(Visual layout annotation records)
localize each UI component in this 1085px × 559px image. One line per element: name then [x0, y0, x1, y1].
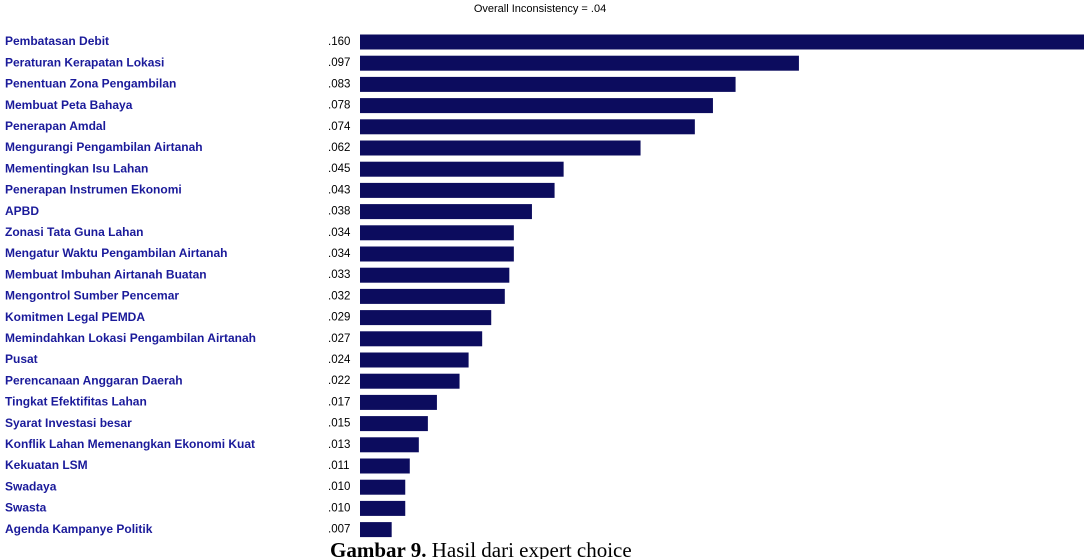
value-label: .010: [328, 502, 350, 514]
category-label: Perencanaan Anggaran Daerah: [5, 373, 183, 387]
value-label: .027: [328, 333, 350, 345]
category-label: Mementingkan Isu Lahan: [5, 161, 148, 175]
category-label: Penentuan Zona Pengambilan: [5, 77, 176, 91]
category-label: Memindahkan Lokasi Pengambilan Airtanah: [5, 331, 256, 345]
value-label: .034: [328, 227, 351, 239]
category-label: Agenda Kampanye Politik: [5, 522, 153, 536]
category-label: Swadaya: [5, 479, 57, 493]
bar: [360, 161, 564, 177]
bar: [360, 246, 514, 262]
category-label: Syarat Investasi besar: [5, 416, 132, 430]
category-label: Pusat: [5, 352, 38, 366]
bar: [360, 479, 406, 495]
category-label: Peraturan Kerapatan Lokasi: [5, 55, 164, 69]
bar: [360, 331, 483, 347]
value-label: .033: [328, 269, 350, 281]
bar: [360, 288, 505, 304]
category-label: Penerapan Instrumen Ekonomi: [5, 183, 182, 197]
category-label: Mengatur Waktu Pengambilan Airtanah: [5, 246, 227, 260]
value-label: .011: [328, 460, 350, 472]
bar: [360, 522, 392, 538]
value-label: .078: [328, 100, 350, 112]
value-label: .022: [328, 375, 350, 387]
bar: [360, 119, 695, 135]
value-label: .097: [328, 57, 350, 69]
category-label: Komitmen Legal PEMDA: [5, 310, 145, 324]
value-label: .045: [328, 163, 350, 175]
category-label: Membuat Imbuhan Airtanah Buatan: [5, 267, 207, 281]
value-label: .043: [328, 184, 350, 196]
caption-text: Hasil dari expert choice: [432, 538, 632, 559]
value-label: .083: [328, 78, 350, 90]
value-label: .034: [328, 248, 351, 260]
category-label: APBD: [5, 204, 39, 218]
bar: [360, 34, 1084, 50]
category-label: Konflik Lahan Memenangkan Ekonomi Kuat: [5, 437, 255, 451]
value-label: .017: [328, 396, 350, 408]
bar: [360, 500, 406, 516]
category-label: Swasta: [5, 501, 47, 515]
bar: [360, 76, 736, 92]
bar: [360, 204, 532, 220]
category-label: Mengurangi Pengambilan Airtanah: [5, 140, 203, 154]
value-label: .029: [328, 312, 350, 324]
category-label: Kekuatan LSM: [5, 458, 88, 472]
category-label: Penerapan Amdal: [5, 119, 106, 133]
bar: [360, 416, 428, 432]
bar: [360, 182, 555, 198]
category-label: Zonasi Tata Guna Lahan: [5, 225, 143, 239]
category-label: Membuat Peta Bahaya: [5, 98, 133, 112]
bar: [360, 98, 713, 114]
bar: [360, 437, 419, 453]
bar: [360, 267, 510, 283]
chart-title: Overall Inconsistency = .04: [474, 3, 606, 15]
value-label: .062: [328, 142, 350, 154]
bar: [360, 55, 799, 71]
value-label: .015: [328, 418, 350, 430]
bar: [360, 458, 410, 474]
value-label: .024: [328, 354, 351, 366]
category-label: Tingkat Efektifitas Lahan: [5, 395, 147, 409]
value-label: .032: [328, 290, 350, 302]
bar: [360, 352, 469, 368]
bar: [360, 225, 514, 241]
bar: [360, 140, 641, 156]
value-label: .013: [328, 439, 350, 451]
caption-label: Gambar 9.: [330, 538, 426, 559]
bar: [360, 394, 437, 410]
bar: [360, 310, 492, 326]
category-label: Mengontrol Sumber Pencemar: [5, 289, 179, 303]
bar: [360, 373, 460, 389]
value-label: .160: [328, 36, 350, 48]
category-label: Pembatasan Debit: [5, 34, 109, 48]
value-label: .074: [328, 121, 351, 133]
value-label: .007: [328, 524, 350, 536]
caption: Gambar 9. Hasil dari expert choice: [330, 538, 632, 559]
value-label: .010: [328, 481, 350, 493]
value-label: .038: [328, 206, 350, 218]
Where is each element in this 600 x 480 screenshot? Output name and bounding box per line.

▶ _STATED EXERCISE_
Rewrite every item above, replacing "category-label" with "axis-label" wherever it occurs and changing nothing else. Leave the pictures out of your answer.

▶ _RESPONSE FOR THIS EXERCISE_
localize each UI component in this 1085px × 559px image. One line per element: name then [x0, y0, x1, y1].
value-label: .010: [328, 502, 350, 514]
axis-label: Perencanaan Anggaran Daerah: [5, 373, 183, 387]
value-label: .027: [328, 333, 350, 345]
axis-label: Mementingkan Isu Lahan: [5, 161, 148, 175]
axis-label: Penentuan Zona Pengambilan: [5, 77, 176, 91]
axis-label: Memindahkan Lokasi Pengambilan Airtanah: [5, 331, 256, 345]
value-label: .034: [328, 227, 351, 239]
axis-label: Agenda Kampanye Politik: [5, 522, 153, 536]
axis-label: Swadaya: [5, 479, 57, 493]
bar: [360, 161, 564, 177]
bar: [360, 246, 514, 262]
axis-label: Syarat Investasi besar: [5, 416, 132, 430]
axis-label: Pusat: [5, 352, 38, 366]
bar: [360, 479, 406, 495]
axis-label: Peraturan Kerapatan Lokasi: [5, 55, 164, 69]
bar: [360, 331, 483, 347]
value-label: .033: [328, 269, 350, 281]
bar: [360, 288, 505, 304]
axis-label: Penerapan Instrumen Ekonomi: [5, 183, 182, 197]
axis-label: Mengatur Waktu Pengambilan Airtanah: [5, 246, 227, 260]
value-label: .011: [328, 460, 350, 472]
bar: [360, 522, 392, 538]
value-label: .078: [328, 100, 350, 112]
value-label: .022: [328, 375, 350, 387]
bar: [360, 119, 695, 135]
value-label: .097: [328, 57, 350, 69]
axis-label: Komitmen Legal PEMDA: [5, 310, 145, 324]
value-label: .045: [328, 163, 350, 175]
axis-label: Membuat Imbuhan Airtanah Buatan: [5, 267, 207, 281]
value-label: .043: [328, 184, 350, 196]
caption-text: Hasil dari expert choice: [432, 538, 632, 559]
value-label: .083: [328, 78, 350, 90]
value-label: .034: [328, 248, 351, 260]
axis-label: APBD: [5, 204, 39, 218]
bar: [360, 34, 1084, 50]
axis-label: Konflik Lahan Memenangkan Ekonomi Kuat: [5, 437, 255, 451]
value-label: .017: [328, 396, 350, 408]
bar: [360, 500, 406, 516]
axis-label: Swasta: [5, 501, 47, 515]
bar: [360, 76, 736, 92]
bar: [360, 204, 532, 220]
axis-label: Mengurangi Pengambilan Airtanah: [5, 140, 203, 154]
value-label: .029: [328, 312, 350, 324]
axis-label: Kekuatan LSM: [5, 458, 88, 472]
axis-label: Penerapan Amdal: [5, 119, 106, 133]
bar: [360, 416, 428, 432]
bar: [360, 182, 555, 198]
axis-label: Zonasi Tata Guna Lahan: [5, 225, 143, 239]
axis-label: Membuat Peta Bahaya: [5, 98, 133, 112]
bar: [360, 98, 713, 114]
bar: [360, 437, 419, 453]
bar: [360, 267, 510, 283]
chart-title: Overall Inconsistency = .04: [474, 3, 606, 15]
value-label: .062: [328, 142, 350, 154]
bar: [360, 55, 799, 71]
value-label: .015: [328, 418, 350, 430]
bar: [360, 458, 410, 474]
value-label: .024: [328, 354, 351, 366]
axis-label: Tingkat Efektifitas Lahan: [5, 395, 147, 409]
value-label: .032: [328, 290, 350, 302]
bar: [360, 352, 469, 368]
bar: [360, 225, 514, 241]
bar: [360, 140, 641, 156]
value-label: .013: [328, 439, 350, 451]
caption-label: Gambar 9.: [330, 538, 426, 559]
bar: [360, 394, 437, 410]
bar: [360, 310, 492, 326]
axis-label: Mengontrol Sumber Pencemar: [5, 289, 179, 303]
bar: [360, 373, 460, 389]
value-label: .160: [328, 36, 350, 48]
axis-label: Pembatasan Debit: [5, 34, 109, 48]
value-label: .074: [328, 121, 351, 133]
value-label: .007: [328, 524, 350, 536]
caption: Gambar 9. Hasil dari expert choice: [330, 538, 632, 559]
value-label: .010: [328, 481, 350, 493]
value-label: .038: [328, 206, 350, 218]
Where is each element in this 600 x 480 screenshot? Output name and bounding box per line.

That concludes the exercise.